[A run of records]

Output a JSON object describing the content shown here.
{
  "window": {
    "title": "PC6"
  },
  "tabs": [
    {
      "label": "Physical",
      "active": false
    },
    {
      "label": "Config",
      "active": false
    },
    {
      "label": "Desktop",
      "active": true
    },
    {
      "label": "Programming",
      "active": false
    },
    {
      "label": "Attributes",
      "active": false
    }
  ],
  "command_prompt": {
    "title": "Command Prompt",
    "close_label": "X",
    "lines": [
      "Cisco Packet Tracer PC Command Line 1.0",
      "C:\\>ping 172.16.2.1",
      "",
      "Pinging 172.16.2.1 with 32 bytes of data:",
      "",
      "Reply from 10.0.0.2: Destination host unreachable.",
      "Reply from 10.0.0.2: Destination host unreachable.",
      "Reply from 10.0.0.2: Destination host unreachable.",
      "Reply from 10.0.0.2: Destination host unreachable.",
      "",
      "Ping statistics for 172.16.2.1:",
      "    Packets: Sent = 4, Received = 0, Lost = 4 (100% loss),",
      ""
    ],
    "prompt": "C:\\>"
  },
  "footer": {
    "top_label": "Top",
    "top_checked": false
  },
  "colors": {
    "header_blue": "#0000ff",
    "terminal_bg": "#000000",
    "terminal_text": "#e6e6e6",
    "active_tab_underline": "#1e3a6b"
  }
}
==
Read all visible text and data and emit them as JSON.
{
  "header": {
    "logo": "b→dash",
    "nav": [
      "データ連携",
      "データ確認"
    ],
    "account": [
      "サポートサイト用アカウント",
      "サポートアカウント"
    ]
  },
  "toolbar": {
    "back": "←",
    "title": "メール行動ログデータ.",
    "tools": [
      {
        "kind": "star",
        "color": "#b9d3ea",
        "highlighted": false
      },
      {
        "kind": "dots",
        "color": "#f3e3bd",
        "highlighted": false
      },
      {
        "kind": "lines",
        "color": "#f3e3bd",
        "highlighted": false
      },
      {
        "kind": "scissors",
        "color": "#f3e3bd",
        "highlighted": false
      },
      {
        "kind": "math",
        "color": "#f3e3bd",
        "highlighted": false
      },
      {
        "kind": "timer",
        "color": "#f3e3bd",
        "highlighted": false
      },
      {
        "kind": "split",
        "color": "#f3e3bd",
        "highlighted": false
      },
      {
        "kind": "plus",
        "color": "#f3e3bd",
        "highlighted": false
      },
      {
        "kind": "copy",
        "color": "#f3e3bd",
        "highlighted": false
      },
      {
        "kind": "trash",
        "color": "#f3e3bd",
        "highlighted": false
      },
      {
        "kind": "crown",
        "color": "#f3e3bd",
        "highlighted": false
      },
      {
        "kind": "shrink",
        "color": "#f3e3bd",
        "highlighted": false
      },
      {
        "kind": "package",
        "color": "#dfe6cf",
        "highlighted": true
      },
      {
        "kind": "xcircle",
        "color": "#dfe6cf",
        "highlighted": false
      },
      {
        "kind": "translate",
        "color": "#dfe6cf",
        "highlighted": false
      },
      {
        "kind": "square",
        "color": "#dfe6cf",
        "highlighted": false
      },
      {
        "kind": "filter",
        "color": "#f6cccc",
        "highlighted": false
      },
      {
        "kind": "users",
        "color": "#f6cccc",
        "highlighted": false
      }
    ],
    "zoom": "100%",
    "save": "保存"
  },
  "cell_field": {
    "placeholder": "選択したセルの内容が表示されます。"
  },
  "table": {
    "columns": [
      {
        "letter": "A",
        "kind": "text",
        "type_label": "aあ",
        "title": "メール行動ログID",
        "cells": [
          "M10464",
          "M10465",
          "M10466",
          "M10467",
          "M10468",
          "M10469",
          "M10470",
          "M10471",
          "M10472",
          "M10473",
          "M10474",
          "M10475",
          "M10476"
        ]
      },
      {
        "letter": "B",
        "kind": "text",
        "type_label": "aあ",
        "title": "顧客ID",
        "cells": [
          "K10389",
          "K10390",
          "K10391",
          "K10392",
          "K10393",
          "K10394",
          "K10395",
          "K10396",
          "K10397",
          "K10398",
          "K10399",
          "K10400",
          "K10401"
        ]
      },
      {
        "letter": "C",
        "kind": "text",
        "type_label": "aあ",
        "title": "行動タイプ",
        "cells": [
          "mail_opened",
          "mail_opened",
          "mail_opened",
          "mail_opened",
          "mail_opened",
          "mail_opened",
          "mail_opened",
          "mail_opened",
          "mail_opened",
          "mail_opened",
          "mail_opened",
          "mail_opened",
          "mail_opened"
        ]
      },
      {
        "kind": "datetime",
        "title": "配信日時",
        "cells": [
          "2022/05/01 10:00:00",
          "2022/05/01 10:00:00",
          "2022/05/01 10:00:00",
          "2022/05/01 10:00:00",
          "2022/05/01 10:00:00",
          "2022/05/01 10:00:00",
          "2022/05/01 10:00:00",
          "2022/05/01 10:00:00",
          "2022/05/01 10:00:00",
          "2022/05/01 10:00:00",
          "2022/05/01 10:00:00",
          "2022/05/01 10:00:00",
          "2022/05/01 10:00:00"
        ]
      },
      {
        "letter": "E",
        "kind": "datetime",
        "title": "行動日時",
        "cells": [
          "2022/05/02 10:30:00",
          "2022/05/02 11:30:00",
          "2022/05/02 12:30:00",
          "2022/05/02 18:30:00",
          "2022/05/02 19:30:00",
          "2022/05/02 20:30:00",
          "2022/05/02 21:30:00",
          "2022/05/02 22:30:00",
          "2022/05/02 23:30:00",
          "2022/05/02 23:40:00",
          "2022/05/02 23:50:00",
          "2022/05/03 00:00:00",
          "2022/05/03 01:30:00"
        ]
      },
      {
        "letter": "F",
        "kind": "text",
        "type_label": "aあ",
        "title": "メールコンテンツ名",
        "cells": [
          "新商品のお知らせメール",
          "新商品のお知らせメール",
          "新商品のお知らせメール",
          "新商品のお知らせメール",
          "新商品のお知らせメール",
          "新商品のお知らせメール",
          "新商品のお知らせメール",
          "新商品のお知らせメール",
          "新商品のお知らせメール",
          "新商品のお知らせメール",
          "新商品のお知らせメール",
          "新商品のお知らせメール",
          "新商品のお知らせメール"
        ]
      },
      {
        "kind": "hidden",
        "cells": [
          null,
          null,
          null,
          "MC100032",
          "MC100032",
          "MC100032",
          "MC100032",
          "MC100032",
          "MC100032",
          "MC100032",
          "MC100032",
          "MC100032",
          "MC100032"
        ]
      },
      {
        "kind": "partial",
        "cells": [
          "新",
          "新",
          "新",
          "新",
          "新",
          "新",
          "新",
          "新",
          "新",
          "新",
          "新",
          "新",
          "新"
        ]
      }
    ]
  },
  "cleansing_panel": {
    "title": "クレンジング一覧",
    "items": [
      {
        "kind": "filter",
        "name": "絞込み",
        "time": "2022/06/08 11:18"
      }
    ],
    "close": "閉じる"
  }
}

- [Request] Using the records given above, list every line that includes the word "data".

- [Response]
      "Pinging 172.16.2.1 with 32 bytes of data:",
Read all visible text and data and emit them as JSON.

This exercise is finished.